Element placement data
□ □ □

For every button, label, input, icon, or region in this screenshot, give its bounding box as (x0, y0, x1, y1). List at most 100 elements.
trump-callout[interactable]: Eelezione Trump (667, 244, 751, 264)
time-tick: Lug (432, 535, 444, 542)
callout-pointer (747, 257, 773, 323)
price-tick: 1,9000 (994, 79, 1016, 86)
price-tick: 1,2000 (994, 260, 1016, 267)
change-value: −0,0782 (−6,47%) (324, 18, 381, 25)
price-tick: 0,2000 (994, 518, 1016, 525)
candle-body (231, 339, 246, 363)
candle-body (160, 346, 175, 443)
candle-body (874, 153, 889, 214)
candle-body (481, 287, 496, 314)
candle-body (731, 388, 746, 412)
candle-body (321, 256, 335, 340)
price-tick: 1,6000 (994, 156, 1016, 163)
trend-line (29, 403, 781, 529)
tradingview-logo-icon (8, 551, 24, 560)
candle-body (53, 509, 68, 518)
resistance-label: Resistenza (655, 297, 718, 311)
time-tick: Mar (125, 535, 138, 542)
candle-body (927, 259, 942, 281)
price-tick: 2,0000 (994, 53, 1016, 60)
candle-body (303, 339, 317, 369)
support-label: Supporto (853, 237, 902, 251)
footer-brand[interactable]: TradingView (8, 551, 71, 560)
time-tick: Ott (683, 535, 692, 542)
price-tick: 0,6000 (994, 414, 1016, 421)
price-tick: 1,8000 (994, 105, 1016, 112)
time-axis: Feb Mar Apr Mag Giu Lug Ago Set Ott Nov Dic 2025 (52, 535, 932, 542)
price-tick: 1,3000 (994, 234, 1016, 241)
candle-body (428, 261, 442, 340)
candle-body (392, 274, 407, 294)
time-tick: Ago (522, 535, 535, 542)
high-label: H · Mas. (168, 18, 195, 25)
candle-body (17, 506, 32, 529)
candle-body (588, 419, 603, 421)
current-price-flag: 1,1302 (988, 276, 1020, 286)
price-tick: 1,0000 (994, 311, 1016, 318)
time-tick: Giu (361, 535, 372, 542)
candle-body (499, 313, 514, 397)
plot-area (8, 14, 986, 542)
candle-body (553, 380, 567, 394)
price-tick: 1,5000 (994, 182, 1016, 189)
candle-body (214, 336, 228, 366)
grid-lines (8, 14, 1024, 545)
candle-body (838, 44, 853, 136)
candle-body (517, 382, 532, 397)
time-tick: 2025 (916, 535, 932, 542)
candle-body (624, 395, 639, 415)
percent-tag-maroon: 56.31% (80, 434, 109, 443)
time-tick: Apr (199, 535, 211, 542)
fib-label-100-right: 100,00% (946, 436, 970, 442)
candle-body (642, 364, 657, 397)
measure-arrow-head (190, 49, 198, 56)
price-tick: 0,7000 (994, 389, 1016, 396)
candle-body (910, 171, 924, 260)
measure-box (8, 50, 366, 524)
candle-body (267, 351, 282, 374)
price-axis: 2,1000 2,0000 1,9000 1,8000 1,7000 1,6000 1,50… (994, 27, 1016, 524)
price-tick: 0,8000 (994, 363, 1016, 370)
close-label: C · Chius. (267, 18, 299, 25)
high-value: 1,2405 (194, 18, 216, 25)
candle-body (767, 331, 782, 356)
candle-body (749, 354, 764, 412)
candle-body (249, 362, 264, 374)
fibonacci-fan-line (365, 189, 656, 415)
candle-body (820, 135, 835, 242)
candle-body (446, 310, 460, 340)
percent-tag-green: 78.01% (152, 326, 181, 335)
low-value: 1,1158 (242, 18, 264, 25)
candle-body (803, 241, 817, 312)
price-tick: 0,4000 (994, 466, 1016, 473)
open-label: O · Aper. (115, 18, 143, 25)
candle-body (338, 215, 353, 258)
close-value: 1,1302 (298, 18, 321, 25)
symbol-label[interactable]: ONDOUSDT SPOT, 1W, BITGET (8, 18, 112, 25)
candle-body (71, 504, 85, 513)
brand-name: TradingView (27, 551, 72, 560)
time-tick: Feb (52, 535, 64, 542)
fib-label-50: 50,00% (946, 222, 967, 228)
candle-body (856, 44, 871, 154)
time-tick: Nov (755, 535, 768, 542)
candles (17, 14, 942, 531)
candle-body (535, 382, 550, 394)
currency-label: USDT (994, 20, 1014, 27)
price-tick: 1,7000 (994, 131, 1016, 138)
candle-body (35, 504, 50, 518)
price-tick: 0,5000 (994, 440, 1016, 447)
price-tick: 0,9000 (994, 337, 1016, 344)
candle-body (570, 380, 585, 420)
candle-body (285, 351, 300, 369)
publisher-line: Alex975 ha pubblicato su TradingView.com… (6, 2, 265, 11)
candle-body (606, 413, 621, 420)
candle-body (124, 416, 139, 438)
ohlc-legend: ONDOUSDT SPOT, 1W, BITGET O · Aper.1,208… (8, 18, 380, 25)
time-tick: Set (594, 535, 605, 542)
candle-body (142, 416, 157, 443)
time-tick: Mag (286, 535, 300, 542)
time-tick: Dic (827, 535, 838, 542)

□ □ □

Work to be completed - Write out the material above again, swapping each "candle-body" for "candle-bar" and leaving everything else unchanged.

In response -
For every button, label, input, icon, or region in this screenshot, give its bounding box as (x0, y0, x1, y1). List at most 100 elements.
trump-callout[interactable]: Eelezione Trump (667, 244, 751, 264)
time-tick: Lug (432, 535, 444, 542)
callout-pointer (747, 257, 773, 323)
price-tick: 1,9000 (994, 79, 1016, 86)
price-tick: 1,2000 (994, 260, 1016, 267)
change-value: −0,0782 (−6,47%) (324, 18, 381, 25)
price-tick: 0,2000 (994, 518, 1016, 525)
candle-bar (231, 339, 246, 363)
candle-bar (160, 346, 175, 443)
candle-bar (874, 153, 889, 214)
candle-bar (481, 287, 496, 314)
candle-bar (731, 388, 746, 412)
candle-bar (321, 256, 335, 340)
price-tick: 1,6000 (994, 156, 1016, 163)
trend-line (29, 403, 781, 529)
tradingview-logo-icon (8, 551, 24, 560)
candle-bar (53, 509, 68, 518)
resistance-label: Resistenza (655, 297, 718, 311)
time-tick: Mar (125, 535, 138, 542)
candle-bar (927, 259, 942, 281)
price-tick: 2,0000 (994, 53, 1016, 60)
candle-bar (303, 339, 317, 369)
support-label: Supporto (853, 237, 902, 251)
footer-brand[interactable]: TradingView (8, 551, 71, 560)
time-tick: Ott (683, 535, 692, 542)
price-tick: 0,6000 (994, 414, 1016, 421)
price-tick: 1,8000 (994, 105, 1016, 112)
time-axis: Feb Mar Apr Mag Giu Lug Ago Set Ott Nov Dic 2025 (52, 535, 932, 542)
price-tick: 1,3000 (994, 234, 1016, 241)
candle-bar (428, 261, 442, 340)
candle-bar (392, 274, 407, 294)
time-tick: Ago (522, 535, 535, 542)
high-label: H · Mas. (168, 18, 195, 25)
candle-bar (17, 506, 32, 529)
candle-bar (588, 419, 603, 421)
current-price-flag: 1,1302 (988, 276, 1020, 286)
price-tick: 1,0000 (994, 311, 1016, 318)
time-tick: Giu (361, 535, 372, 542)
candle-bar (499, 313, 514, 397)
plot-area (8, 14, 986, 542)
candle-bar (553, 380, 567, 394)
price-tick: 1,5000 (994, 182, 1016, 189)
candle-bar (214, 336, 228, 366)
grid-lines (8, 14, 1024, 545)
candle-bar (838, 44, 853, 136)
candle-bar (517, 382, 532, 397)
time-tick: 2025 (916, 535, 932, 542)
candle-bar (624, 395, 639, 415)
percent-tag-maroon: 56.31% (80, 434, 109, 443)
time-tick: Apr (199, 535, 211, 542)
fib-label-100-right: 100,00% (946, 436, 970, 442)
candle-bar (642, 364, 657, 397)
measure-arrow-head (190, 49, 198, 56)
price-tick: 0,7000 (994, 389, 1016, 396)
candle-bar (910, 171, 924, 260)
measure-box (8, 50, 366, 524)
candle-bar (267, 351, 282, 374)
price-axis: 2,1000 2,0000 1,9000 1,8000 1,7000 1,6000 1,50… (994, 27, 1016, 524)
price-tick: 0,8000 (994, 363, 1016, 370)
close-label: C · Chius. (267, 18, 299, 25)
high-value: 1,2405 (194, 18, 216, 25)
candle-bar (767, 331, 782, 356)
candle-bar (749, 354, 764, 412)
candle-bar (249, 362, 264, 374)
fibonacci-fan-line (365, 189, 656, 415)
candle-bar (820, 135, 835, 242)
candle-bar (446, 310, 460, 340)
percent-tag-green: 78.01% (152, 326, 181, 335)
low-value: 1,1158 (242, 18, 264, 25)
candle-bar (803, 241, 817, 312)
price-tick: 0,4000 (994, 466, 1016, 473)
open-label: O · Aper. (115, 18, 143, 25)
candle-bar (338, 215, 353, 258)
close-value: 1,1302 (298, 18, 321, 25)
symbol-label[interactable]: ONDOUSDT SPOT, 1W, BITGET (8, 18, 112, 25)
candle-bar (71, 504, 85, 513)
brand-name: TradingView (27, 551, 72, 560)
time-tick: Feb (52, 535, 64, 542)
fib-label-50: 50,00% (946, 222, 967, 228)
candle-bar (856, 44, 871, 154)
time-tick: Nov (755, 535, 768, 542)
candles (17, 14, 942, 531)
candle-bar (535, 382, 550, 394)
currency-label: USDT (994, 20, 1014, 27)
price-tick: 1,7000 (994, 131, 1016, 138)
candle-bar (35, 504, 50, 518)
price-tick: 0,5000 (994, 440, 1016, 447)
price-tick: 0,9000 (994, 337, 1016, 344)
candle-bar (570, 380, 585, 420)
candle-bar (285, 351, 300, 369)
publisher-line: Alex975 ha pubblicato su TradingView.com… (6, 2, 265, 11)
candle-bar (606, 413, 621, 420)
candle-bar (124, 416, 139, 438)
ohlc-legend: ONDOUSDT SPOT, 1W, BITGET O · Aper.1,208… (8, 18, 380, 25)
time-tick: Set (594, 535, 605, 542)
candle-bar (142, 416, 157, 443)
time-tick: Mag (286, 535, 300, 542)
time-tick: Dic (827, 535, 838, 542)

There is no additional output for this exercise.